> [What is required]: The answer must be an exact copy of every entry, with no pictures in it.

§

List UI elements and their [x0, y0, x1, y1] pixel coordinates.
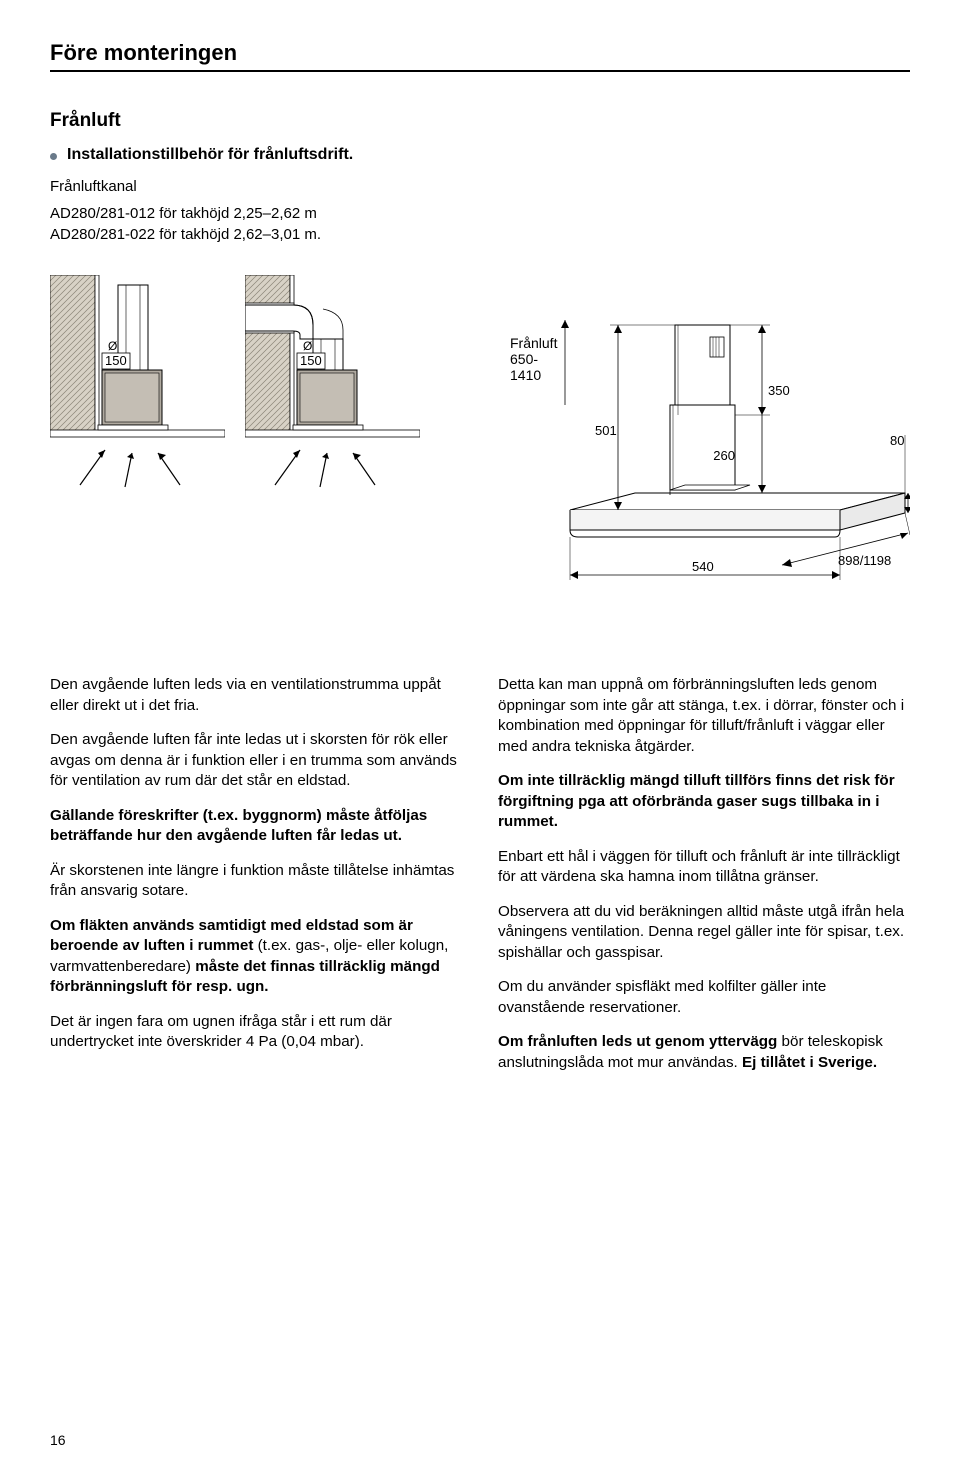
- diameter-symbol: Ø: [108, 339, 117, 353]
- rp1: Detta kan man uppnå om förbränningslufte…: [498, 675, 910, 757]
- dim-depth: 898/1198: [838, 553, 891, 568]
- dim-501: 501: [595, 423, 617, 438]
- bullet-text: Installationstillbehör för frånluftsdrif…: [67, 146, 353, 164]
- rp6: Om frånluften leds ut genom yttervägg bö…: [498, 1032, 910, 1073]
- right-column: Detta kan man uppnå om förbränningslufte…: [498, 675, 910, 1087]
- page-number: 16: [50, 1432, 66, 1448]
- diameter-value-1: 150: [105, 353, 127, 368]
- lp3: Gällande föreskrifter (t.ex. byggnorm) m…: [50, 806, 462, 847]
- mount-diagram-elbow: Ø 150: [245, 275, 420, 495]
- body-two-columns: Den avgående luften leds via en ventilat…: [50, 675, 910, 1087]
- intro-left: Frånluft Installationstillbehör för från…: [50, 110, 480, 245]
- rp2: Om inte tillräcklig mängd tilluft tillfö…: [498, 771, 910, 833]
- lp5: Om fläkten används samtidigt med eldstad…: [50, 916, 462, 998]
- mount-diagram-straight: Ø 150: [50, 275, 225, 495]
- hood-label-franluft: Frånluft 650- 1410: [510, 335, 557, 383]
- dim-260: 260: [713, 448, 735, 463]
- lp1: Den avgående luften leds via en ventilat…: [50, 675, 462, 716]
- spec-line-2: AD280/281-022 för takhöjd 2,62–3,01 m.: [50, 224, 480, 245]
- franluft-subtitle: Frånluft: [50, 110, 480, 132]
- svg-text:Ø: Ø: [303, 339, 312, 353]
- dim-350: 350: [768, 383, 790, 398]
- dim-540: 540: [692, 559, 714, 574]
- bullet-row: Installationstillbehör för frånluftsdrif…: [50, 146, 480, 164]
- kanal-label: Frånluftkanal: [50, 178, 480, 195]
- top-intro-area: Frånluft Installationstillbehör för från…: [50, 110, 910, 245]
- bullet-icon: [50, 153, 57, 160]
- left-column: Den avgående luften leds via en ventilat…: [50, 675, 462, 1087]
- lp6: Det är ingen fara om ugnen ifråga står i…: [50, 1012, 462, 1053]
- diameter-value-2: 150: [300, 353, 322, 368]
- rp5: Om du använder spisfläkt med kolfilter g…: [498, 977, 910, 1018]
- hood-dimensional-diagram: Frånluft 650- 1410: [510, 275, 910, 625]
- diagrams-row: Ø 150: [50, 275, 910, 625]
- lp4: Är skorstenen inte längre i funktion mås…: [50, 861, 462, 902]
- section-title: Före monteringen: [50, 40, 910, 72]
- lp2: Den avgående luften får inte ledas ut i …: [50, 730, 462, 792]
- rp3: Enbart ett hål i väggen för tilluft och …: [498, 847, 910, 888]
- rp4: Observera att du vid beräkningen alltid …: [498, 902, 910, 964]
- dim-80: 80: [890, 433, 904, 448]
- spec-line-1: AD280/281-012 för takhöjd 2,25–2,62 m: [50, 203, 480, 224]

§

> [Response below]:
List UI elements and their [x0, y0, x1, y1] pixel coordinates.
- diameter-symbol: Ø: [108, 339, 117, 353]
- rp1: Detta kan man uppnå om förbränningslufte…: [498, 675, 910, 757]
- dim-depth: 898/1198: [838, 553, 891, 568]
- dim-501: 501: [595, 423, 617, 438]
- bullet-text: Installationstillbehör för frånluftsdrif…: [67, 146, 353, 164]
- rp6: Om frånluften leds ut genom yttervägg bö…: [498, 1032, 910, 1073]
- right-column: Detta kan man uppnå om förbränningslufte…: [498, 675, 910, 1087]
- page-number: 16: [50, 1432, 66, 1448]
- diameter-value-1: 150: [105, 353, 127, 368]
- lp3: Gällande föreskrifter (t.ex. byggnorm) m…: [50, 806, 462, 847]
- mount-diagram-elbow: Ø 150: [245, 275, 420, 495]
- body-two-columns: Den avgående luften leds via en ventilat…: [50, 675, 910, 1087]
- intro-left: Frånluft Installationstillbehör för från…: [50, 110, 480, 245]
- rp2: Om inte tillräcklig mängd tilluft tillfö…: [498, 771, 910, 833]
- lp5: Om fläkten används samtidigt med eldstad…: [50, 916, 462, 998]
- mount-diagram-straight: Ø 150: [50, 275, 225, 495]
- hood-label-franluft: Frånluft 650- 1410: [510, 335, 557, 383]
- dim-260: 260: [713, 448, 735, 463]
- lp1: Den avgående luften leds via en ventilat…: [50, 675, 462, 716]
- spec-line-2: AD280/281-022 för takhöjd 2,62–3,01 m.: [50, 224, 480, 245]
- franluft-subtitle: Frånluft: [50, 110, 480, 132]
- svg-text:Ø: Ø: [303, 339, 312, 353]
- dim-350: 350: [768, 383, 790, 398]
- dim-540: 540: [692, 559, 714, 574]
- bullet-row: Installationstillbehör för frånluftsdrif…: [50, 146, 480, 164]
- kanal-label: Frånluftkanal: [50, 178, 480, 195]
- top-intro-area: Frånluft Installationstillbehör för från…: [50, 110, 910, 245]
- bullet-icon: [50, 153, 57, 160]
- left-column: Den avgående luften leds via en ventilat…: [50, 675, 462, 1087]
- lp6: Det är ingen fara om ugnen ifråga står i…: [50, 1012, 462, 1053]
- diameter-value-2: 150: [300, 353, 322, 368]
- rp5: Om du använder spisfläkt med kolfilter g…: [498, 977, 910, 1018]
- hood-dimensional-diagram: Frånluft 650- 1410: [510, 275, 910, 625]
- diagrams-row: Ø 150: [50, 275, 910, 625]
- lp4: Är skorstenen inte längre i funktion mås…: [50, 861, 462, 902]
- section-title: Före monteringen: [50, 40, 910, 72]
- lp2: Den avgående luften får inte ledas ut i …: [50, 730, 462, 792]
- rp3: Enbart ett hål i väggen för tilluft och …: [498, 847, 910, 888]
- rp4: Observera att du vid beräkningen alltid …: [498, 902, 910, 964]
- dim-80: 80: [890, 433, 904, 448]
- spec-line-1: AD280/281-012 för takhöjd 2,25–2,62 m: [50, 203, 480, 224]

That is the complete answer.